* TEXT BLOCK

◆ ◆ ◆

MLE of Gaussian models

Gaussian model

\[ \mathbf{z} \sim \mathcal{N}(\boldsymbol \mu (\mathbf{\theta}_0), \mathbf{\Sigma}(\mathbf{\theta}_0)). \]

Log-likelihood

\[\ell(\boldsymbol \theta | \mathbf{z}) = -\frac{T}{2} \log(2 \pi) - \frac{1}{2}\log(|\mathbf{\Sigma}(\mathbf{\theta})|) - \frac{1}{2}\left( \boldsymbol z - \boldsymbol \mu(\theta)\right)' \mathbf{\Sigma}^{-1}(\mathbf{\theta})\left( \boldsymbol z - \boldsymbol \mu(\theta)\right)\]

score w.r.t \(\theta_i\)

◆ ◆ ◆

Records from a data collection

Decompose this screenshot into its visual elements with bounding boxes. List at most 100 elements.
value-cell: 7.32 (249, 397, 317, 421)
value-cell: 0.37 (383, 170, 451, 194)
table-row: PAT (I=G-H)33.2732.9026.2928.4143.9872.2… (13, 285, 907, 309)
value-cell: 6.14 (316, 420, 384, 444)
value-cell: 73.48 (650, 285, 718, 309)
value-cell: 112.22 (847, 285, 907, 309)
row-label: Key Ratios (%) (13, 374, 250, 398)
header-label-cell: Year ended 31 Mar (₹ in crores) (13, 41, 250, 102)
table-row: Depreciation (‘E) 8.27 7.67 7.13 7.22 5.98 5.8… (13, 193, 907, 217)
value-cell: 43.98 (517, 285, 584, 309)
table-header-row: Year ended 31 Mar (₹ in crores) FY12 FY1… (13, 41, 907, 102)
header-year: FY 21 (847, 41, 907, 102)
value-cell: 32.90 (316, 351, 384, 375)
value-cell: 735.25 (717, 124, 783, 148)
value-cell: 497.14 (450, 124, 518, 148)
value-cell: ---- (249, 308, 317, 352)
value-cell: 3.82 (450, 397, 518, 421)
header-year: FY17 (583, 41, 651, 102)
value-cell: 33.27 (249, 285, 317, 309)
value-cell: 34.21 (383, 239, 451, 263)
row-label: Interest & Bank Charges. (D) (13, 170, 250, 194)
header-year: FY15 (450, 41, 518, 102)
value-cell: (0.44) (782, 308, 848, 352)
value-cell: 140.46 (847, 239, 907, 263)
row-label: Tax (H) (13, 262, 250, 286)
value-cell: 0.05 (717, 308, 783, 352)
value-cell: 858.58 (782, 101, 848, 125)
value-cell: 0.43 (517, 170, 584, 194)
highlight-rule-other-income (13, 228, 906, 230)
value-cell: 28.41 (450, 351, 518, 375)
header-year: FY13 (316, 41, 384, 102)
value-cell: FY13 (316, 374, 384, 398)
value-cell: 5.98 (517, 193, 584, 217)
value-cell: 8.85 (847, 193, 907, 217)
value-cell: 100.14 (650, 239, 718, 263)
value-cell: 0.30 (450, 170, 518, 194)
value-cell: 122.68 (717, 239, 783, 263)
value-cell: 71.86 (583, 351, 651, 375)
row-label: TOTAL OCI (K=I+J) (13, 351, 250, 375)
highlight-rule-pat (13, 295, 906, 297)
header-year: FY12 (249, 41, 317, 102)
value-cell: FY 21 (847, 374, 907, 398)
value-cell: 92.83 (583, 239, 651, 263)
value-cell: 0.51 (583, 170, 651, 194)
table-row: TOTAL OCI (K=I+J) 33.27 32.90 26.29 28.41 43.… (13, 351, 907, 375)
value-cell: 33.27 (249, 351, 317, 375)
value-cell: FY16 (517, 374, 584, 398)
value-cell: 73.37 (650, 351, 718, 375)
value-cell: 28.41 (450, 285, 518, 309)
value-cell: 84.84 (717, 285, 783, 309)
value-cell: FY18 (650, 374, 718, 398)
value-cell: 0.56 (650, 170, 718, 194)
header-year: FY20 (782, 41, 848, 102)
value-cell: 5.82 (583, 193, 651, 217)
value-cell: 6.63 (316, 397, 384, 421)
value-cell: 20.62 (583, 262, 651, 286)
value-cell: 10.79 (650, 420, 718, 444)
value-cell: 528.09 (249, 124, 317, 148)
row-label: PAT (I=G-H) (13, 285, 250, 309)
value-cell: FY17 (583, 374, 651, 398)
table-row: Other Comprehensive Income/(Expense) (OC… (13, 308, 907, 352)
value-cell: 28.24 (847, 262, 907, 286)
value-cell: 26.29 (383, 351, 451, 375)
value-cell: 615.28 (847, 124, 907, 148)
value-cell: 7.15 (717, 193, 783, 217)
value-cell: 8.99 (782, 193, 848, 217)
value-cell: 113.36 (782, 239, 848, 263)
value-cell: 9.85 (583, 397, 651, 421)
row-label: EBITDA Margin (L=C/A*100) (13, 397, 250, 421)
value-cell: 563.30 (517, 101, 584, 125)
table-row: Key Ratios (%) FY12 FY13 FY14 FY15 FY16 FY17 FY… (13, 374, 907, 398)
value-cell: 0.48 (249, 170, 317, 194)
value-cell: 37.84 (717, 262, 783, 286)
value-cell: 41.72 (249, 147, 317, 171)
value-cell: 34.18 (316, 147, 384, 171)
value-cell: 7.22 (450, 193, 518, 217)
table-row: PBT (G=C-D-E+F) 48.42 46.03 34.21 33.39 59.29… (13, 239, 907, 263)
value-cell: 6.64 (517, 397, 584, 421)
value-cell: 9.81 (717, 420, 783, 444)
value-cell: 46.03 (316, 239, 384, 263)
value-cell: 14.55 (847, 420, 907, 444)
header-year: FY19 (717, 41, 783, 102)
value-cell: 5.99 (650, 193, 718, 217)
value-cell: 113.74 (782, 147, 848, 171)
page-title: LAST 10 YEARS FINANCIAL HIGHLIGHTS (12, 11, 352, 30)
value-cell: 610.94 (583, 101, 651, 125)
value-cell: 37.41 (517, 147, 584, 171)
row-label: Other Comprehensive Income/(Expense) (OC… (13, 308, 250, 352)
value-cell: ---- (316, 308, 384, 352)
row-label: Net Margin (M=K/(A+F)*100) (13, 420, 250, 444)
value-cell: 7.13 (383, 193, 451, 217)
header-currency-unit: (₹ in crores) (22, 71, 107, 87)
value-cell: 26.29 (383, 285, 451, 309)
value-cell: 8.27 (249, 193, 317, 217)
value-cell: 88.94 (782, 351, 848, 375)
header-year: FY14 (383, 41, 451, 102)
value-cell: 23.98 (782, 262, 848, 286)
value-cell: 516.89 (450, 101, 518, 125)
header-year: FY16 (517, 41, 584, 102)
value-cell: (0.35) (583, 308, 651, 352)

◆ ◆ ◆

* WRITTEN REQUEST 1
Write out each term, with its sign, that is summed on the right-hand side of the log-likelihood formula in the Gaussian MLE text.
* WRITTEN REQUEST 2
Quote the listing from its first line through the line containing "row-label: Key Ratios (%) (13, 374, 250, 398)", including both.

* EXERCISE RESPONSE 1
- \(-\frac{T}{2} \log(2 \pi)\)
- \(-\frac{1}{2}\log(|\mathbf{\Sigma}(\mathbf{\theta})|)\)
- \(-\frac{1}{2}\left( \boldsymbol z - \boldsymbol \mu(\theta)\right)' \mathbf{\Sigma}^{-1}(\mathbf{\theta})\left( \boldsymbol z - \boldsymbol \mu(\theta)\right)\)

* EXERCISE RESPONSE 2
Decompose this screenshot into its visual elements with bounding boxes. List at most 100 elements.
value-cell: 7.32 (249, 397, 317, 421)
value-cell: 0.37 (383, 170, 451, 194)
table-row: PAT (I=G-H)33.2732.9026.2928.4143.9872.2… (13, 285, 907, 309)
value-cell: 6.14 (316, 420, 384, 444)
value-cell: 73.48 (650, 285, 718, 309)
value-cell: 112.22 (847, 285, 907, 309)
row-label: Key Ratios (%) (13, 374, 250, 398)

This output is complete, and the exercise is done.